◆ **EXERCISE DESCRIPTION**: Scan the lines below for the string "pročitajte" and report how many lines contain it, giving only the number.

◆ **DATASET EXCERPTS**:
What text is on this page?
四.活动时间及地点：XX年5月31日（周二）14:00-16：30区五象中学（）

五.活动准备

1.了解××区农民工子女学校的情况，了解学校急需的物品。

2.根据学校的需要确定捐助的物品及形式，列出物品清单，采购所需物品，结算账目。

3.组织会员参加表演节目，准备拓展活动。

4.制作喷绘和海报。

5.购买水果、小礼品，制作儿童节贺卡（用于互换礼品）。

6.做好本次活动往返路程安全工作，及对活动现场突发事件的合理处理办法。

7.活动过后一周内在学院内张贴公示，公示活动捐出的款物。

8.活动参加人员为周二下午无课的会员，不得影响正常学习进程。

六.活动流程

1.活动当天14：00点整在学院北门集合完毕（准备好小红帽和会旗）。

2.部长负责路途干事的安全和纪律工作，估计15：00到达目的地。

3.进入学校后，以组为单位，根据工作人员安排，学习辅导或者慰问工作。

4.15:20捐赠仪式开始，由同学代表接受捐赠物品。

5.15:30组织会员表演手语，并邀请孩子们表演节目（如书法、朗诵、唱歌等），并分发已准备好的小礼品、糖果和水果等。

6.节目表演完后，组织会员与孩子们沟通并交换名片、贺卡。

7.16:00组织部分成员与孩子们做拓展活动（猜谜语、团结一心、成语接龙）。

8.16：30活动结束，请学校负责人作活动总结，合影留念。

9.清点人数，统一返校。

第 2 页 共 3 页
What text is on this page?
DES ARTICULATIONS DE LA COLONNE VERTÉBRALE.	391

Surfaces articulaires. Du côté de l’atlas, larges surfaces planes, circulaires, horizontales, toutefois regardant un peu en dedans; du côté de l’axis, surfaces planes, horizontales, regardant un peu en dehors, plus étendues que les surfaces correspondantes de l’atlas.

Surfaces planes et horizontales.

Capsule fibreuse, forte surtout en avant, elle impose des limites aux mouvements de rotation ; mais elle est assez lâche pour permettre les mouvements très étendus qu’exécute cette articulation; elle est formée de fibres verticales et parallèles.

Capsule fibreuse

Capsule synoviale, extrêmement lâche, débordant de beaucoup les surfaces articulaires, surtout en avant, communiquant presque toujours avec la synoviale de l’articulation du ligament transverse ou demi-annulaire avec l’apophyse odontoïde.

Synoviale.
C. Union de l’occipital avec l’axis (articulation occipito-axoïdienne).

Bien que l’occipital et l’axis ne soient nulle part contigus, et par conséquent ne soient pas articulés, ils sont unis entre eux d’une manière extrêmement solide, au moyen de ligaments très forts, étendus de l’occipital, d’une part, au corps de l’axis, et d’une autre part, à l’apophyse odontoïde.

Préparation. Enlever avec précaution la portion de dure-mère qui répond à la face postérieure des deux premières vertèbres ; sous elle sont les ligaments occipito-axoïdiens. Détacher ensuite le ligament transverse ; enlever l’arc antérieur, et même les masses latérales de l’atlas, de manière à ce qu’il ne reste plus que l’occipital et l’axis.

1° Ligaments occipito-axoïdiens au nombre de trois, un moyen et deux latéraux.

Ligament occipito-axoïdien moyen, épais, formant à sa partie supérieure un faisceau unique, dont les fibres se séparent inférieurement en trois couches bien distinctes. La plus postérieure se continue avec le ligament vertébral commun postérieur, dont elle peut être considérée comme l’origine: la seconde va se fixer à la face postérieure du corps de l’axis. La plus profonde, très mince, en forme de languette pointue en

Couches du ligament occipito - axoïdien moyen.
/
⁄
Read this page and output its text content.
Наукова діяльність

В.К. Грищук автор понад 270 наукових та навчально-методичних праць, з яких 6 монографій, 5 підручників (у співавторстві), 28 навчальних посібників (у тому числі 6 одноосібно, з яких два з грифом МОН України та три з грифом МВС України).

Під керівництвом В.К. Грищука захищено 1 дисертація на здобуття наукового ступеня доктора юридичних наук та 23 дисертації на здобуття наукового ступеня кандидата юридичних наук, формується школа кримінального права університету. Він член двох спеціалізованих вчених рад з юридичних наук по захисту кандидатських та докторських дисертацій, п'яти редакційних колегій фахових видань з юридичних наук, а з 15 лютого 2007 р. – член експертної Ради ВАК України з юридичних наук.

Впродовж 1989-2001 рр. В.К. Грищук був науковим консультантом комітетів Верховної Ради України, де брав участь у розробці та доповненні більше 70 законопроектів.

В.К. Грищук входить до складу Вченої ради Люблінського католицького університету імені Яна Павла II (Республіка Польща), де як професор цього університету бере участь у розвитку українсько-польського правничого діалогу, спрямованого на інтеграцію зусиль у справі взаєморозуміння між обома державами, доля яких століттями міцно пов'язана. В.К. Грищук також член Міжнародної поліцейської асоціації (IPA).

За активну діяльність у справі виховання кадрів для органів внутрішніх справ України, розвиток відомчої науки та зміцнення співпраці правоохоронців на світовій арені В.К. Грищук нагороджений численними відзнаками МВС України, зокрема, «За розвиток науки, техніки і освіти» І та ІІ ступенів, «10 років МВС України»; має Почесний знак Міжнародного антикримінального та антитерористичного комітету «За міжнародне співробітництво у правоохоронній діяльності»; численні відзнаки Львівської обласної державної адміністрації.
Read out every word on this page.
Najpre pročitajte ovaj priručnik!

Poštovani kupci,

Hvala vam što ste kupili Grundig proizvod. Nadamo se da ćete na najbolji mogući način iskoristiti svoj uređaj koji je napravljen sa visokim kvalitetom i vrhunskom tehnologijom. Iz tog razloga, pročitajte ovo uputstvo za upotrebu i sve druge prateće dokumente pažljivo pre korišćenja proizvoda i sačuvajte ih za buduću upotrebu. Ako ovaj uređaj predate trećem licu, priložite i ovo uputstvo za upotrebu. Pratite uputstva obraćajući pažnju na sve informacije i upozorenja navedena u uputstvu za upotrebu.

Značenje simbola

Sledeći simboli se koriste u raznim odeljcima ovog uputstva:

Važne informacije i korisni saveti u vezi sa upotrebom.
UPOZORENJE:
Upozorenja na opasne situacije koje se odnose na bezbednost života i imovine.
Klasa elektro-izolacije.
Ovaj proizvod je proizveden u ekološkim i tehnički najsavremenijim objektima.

◆ **OUTPUT FOR THIS TASK**: 2